**Problem to work on:**
Here are some records; return them all exactly.

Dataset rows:
>> start

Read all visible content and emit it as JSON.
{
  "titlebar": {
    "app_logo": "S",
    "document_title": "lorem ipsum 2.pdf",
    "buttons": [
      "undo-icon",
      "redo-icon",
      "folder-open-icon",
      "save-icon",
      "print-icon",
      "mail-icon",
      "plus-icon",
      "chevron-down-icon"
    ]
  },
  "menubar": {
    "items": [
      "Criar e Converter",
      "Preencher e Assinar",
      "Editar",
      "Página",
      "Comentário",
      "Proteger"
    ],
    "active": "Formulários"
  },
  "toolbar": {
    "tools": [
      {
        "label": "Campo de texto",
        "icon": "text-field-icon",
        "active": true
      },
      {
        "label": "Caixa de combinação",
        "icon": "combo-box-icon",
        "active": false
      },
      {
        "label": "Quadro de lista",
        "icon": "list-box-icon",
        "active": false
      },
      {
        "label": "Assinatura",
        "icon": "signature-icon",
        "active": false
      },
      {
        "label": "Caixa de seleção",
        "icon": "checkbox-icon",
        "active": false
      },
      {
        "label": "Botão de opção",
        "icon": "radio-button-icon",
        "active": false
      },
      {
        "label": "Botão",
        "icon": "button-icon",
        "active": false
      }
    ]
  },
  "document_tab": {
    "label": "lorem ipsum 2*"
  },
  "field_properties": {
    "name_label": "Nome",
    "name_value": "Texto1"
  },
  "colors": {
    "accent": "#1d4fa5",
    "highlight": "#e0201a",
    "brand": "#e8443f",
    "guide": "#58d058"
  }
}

>> end

**Exercise result:**
Read all visible content and emit it as JSON.
{
  "titlebar": {
    "app_logo": "S",
    "document_title": "lorem ipsum 2.pdf",
    "buttons": [
      "undo-icon",
      "redo-icon",
      "folder-open-icon",
      "save-icon",
      "print-icon",
      "mail-icon",
      "plus-icon",
      "chevron-down-icon"
    ]
  },
  "menubar": {
    "items": [
      "Criar e Converter",
      "Preencher e Assinar",
      "Editar",
      "Página",
      "Comentário",
      "Proteger"
    ],
    "active": "Formulários"
  },
  "toolbar": {
    "tools": [
      {
        "label": "Campo de texto",
        "icon": "text-field-icon",
        "active": true
      },
      {
        "label": "Caixa de combinação",
        "icon": "combo-box-icon",
        "active": false
      },
      {
        "label": "Quadro de lista",
        "icon": "list-box-icon",
        "active": false
      },
      {
        "label": "Assinatura",
        "icon": "signature-icon",
        "active": false
      },
      {
        "label": "Caixa de seleção",
        "icon": "checkbox-icon",
        "active": false
      },
      {
        "label": "Botão de opção",
        "icon": "radio-button-icon",
        "active": false
      },
      {
        "label": "Botão",
        "icon": "button-icon",
        "active": false
      }
    ]
  },
  "document_tab": {
    "label": "lorem ipsum 2*"
  },
  "field_properties": {
    "name_label": "Nome",
    "name_value": "Texto1"
  },
  "colors": {
    "accent": "#1d4fa5",
    "highlight": "#e0201a",
    "brand": "#e8443f",
    "guide": "#58d058"
  }
}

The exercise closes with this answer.